### Aim of the exercise
Where the word "copie" occurs in a line, return that line.

=-=-=

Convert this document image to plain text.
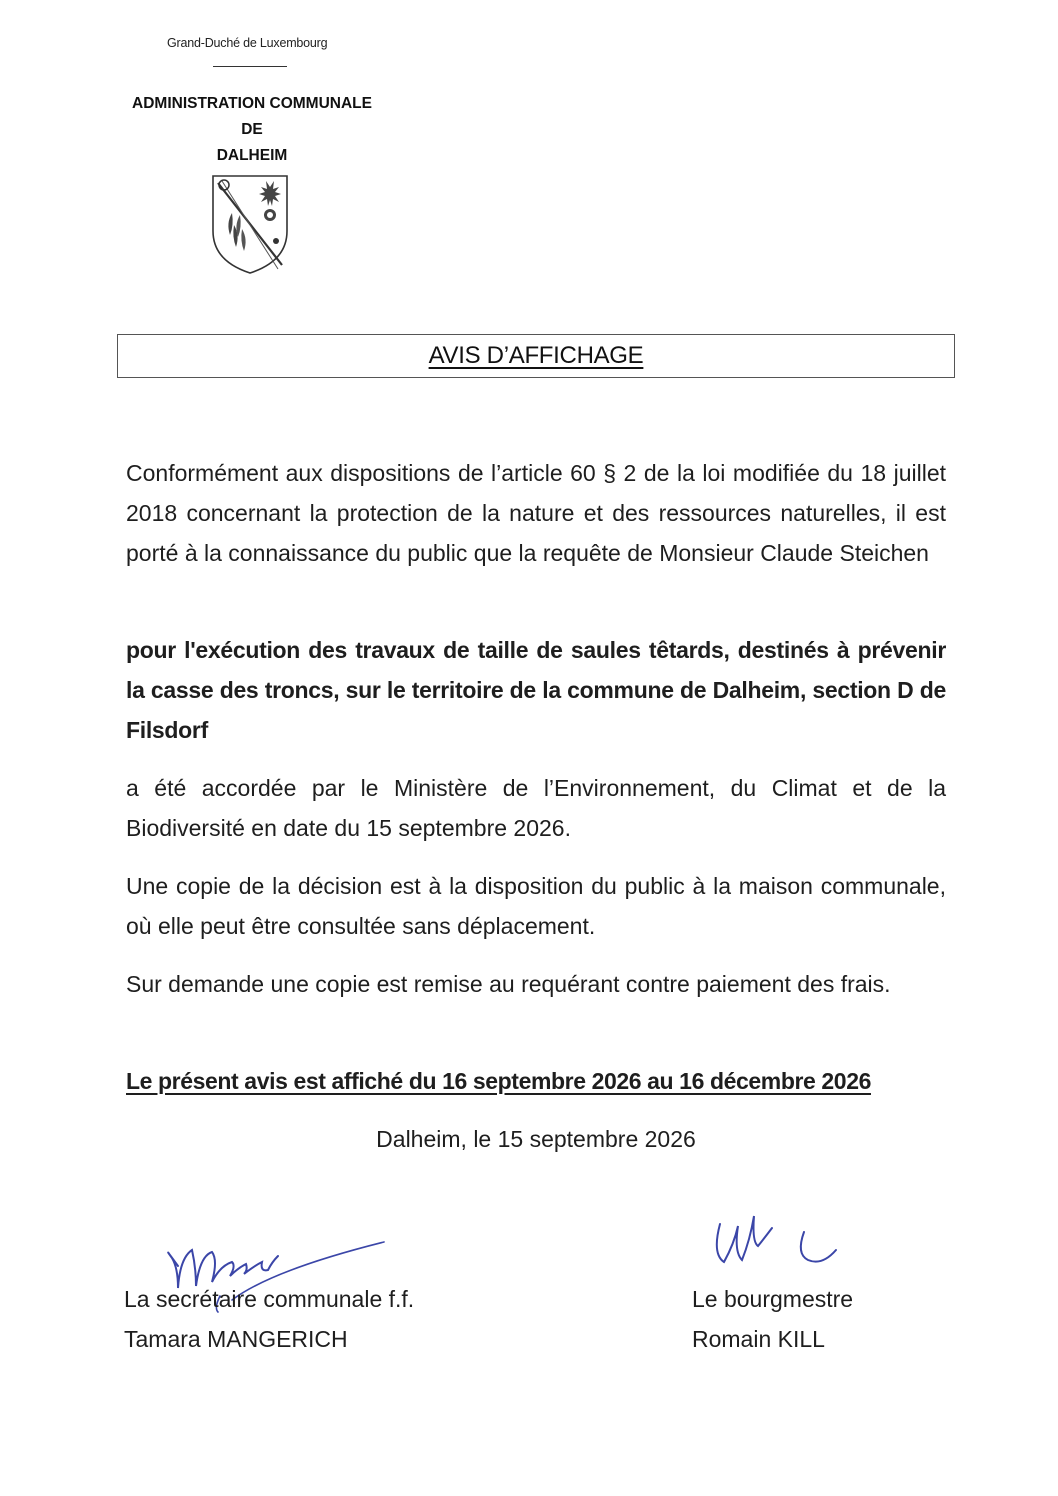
Grand-Duché de Luxembourg
ADMINISTRATION COMMUNALE
DE
DALHEIM
AVIS D’AFFICHAGE
Conformément aux dispositions de l’article 60 § 2 de la loi modifiée du 18 juillet 2018 concernant la protection de la nature et des ressources naturelles, il est porté à la connaissance du public que la requête de Monsieur Claude Steichen
pour l'exécution des travaux de taille de saules têtards, destinés à prévenir la casse des troncs, sur le territoire de la commune de Dalheim, section D de Filsdorf
a été accordée par le Ministère de l’Environnement, du Climat et de la Biodiversité en date du 15 septembre 2026.
Une copie de la décision est à la disposition du public à la maison communale, où elle peut être consultée sans déplacement.
Sur demande une copie est remise au requérant contre paiement des frais.
Le présent avis est affiché du 16 septembre 2026 au 16 décembre 2026
Dalheim, le 15 septembre 2026
La secrétaire communale f.f.
Tamara MANGERICH
Le bourgmestre
Romain KILL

=-=-=

### Correct result
Une copie de la décision est à la disposition du public à la maison communale, où elle peut être consultée sans déplacement.
Sur demande une copie est remise au requérant contre paiement des frais.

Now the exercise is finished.